EXERCISE DETAILS — Images embedded in the records are excluded; print everything else exactly as given.

DATASET EXCERPTS —
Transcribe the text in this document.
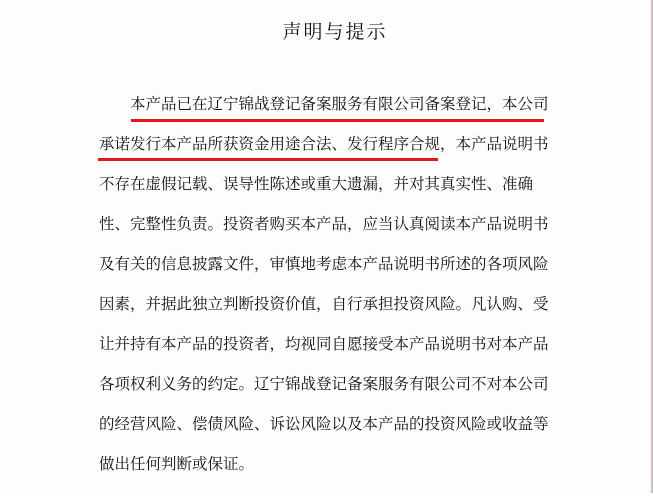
声明与提示
本产品已在辽宁锦战登记备案服务有限公司备案登记，本公司
承诺发行本产品所获资金用途合法、发行程序合规，本产品说明书
不存在虚假记载、误导性陈述或重大遗漏，并对其真实性、准确
性、完整性负责。投资者购买本产品，应当认真阅读本产品说明书
及有关的信息披露文件，审慎地考虑本产品说明书所述的各项风险
因素，并据此独立判断投资价值，自行承担投资风险。凡认购、受
让并持有本产品的投资者，均视同自愿接受本产品说明书对本产品
各项权利义务的约定。辽宁锦战登记备案服务有限公司不对本公司
的经营风险、偿债风险、诉讼风险以及本产品的投资风险或收益等
做出任何判断或保证。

EXPECTED ANSWER —
Transcribe the text in this document.
声明与提示
本产品已在辽宁锦战登记备案服务有限公司备案登记，本公司
承诺发行本产品所获资金用途合法、发行程序合规，本产品说明书
不存在虚假记载、误导性陈述或重大遗漏，并对其真实性、准确
性、完整性负责。投资者购买本产品，应当认真阅读本产品说明书
及有关的信息披露文件，审慎地考虑本产品说明书所述的各项风险
因素，并据此独立判断投资价值，自行承担投资风险。凡认购、受
让并持有本产品的投资者，均视同自愿接受本产品说明书对本产品
各项权利义务的约定。辽宁锦战登记备案服务有限公司不对本公司
的经营风险、偿债风险、诉讼风险以及本产品的投资风险或收益等
做出任何判断或保证。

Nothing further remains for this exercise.